THE PROBLEM =>
Read the material below and count the lines holding the string "their". Give that count with nothing added.

#### THE INPUT

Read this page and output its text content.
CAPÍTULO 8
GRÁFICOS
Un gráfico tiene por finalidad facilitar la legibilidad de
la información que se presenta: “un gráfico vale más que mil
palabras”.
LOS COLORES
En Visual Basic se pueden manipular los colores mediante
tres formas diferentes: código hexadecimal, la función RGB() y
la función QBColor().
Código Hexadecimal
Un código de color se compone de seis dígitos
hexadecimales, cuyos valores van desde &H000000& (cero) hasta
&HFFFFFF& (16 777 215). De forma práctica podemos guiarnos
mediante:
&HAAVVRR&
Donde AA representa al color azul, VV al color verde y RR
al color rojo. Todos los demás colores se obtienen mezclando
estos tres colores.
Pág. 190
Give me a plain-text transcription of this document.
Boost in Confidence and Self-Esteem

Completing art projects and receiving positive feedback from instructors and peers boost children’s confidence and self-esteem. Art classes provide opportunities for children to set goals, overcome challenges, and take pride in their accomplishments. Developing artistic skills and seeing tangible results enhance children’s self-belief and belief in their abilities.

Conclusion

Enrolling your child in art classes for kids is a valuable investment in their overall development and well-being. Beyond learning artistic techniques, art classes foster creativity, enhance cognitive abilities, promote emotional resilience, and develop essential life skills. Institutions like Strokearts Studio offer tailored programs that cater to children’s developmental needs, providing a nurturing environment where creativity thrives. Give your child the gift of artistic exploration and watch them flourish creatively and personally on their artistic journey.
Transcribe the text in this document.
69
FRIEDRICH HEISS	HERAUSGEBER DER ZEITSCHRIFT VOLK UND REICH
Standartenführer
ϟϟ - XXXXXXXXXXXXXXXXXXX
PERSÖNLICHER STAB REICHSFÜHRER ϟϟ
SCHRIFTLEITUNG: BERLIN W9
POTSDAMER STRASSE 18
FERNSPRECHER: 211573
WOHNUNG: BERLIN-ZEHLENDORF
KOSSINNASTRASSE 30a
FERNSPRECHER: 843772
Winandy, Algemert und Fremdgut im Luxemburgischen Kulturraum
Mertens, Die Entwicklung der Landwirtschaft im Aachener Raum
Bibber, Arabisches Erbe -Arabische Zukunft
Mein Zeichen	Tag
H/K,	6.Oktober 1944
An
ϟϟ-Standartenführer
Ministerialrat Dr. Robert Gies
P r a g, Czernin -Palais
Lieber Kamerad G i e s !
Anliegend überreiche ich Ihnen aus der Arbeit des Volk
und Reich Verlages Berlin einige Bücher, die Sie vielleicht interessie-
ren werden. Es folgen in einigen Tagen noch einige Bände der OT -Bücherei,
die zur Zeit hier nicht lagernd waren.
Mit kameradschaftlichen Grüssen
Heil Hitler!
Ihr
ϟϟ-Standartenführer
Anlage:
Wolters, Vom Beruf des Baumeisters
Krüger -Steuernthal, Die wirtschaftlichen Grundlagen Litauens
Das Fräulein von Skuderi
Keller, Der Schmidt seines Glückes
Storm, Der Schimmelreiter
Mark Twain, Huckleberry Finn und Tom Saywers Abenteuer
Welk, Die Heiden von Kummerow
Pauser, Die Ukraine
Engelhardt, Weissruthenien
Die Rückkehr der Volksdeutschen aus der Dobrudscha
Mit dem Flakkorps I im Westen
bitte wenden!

########

THE RESPONSE =>
2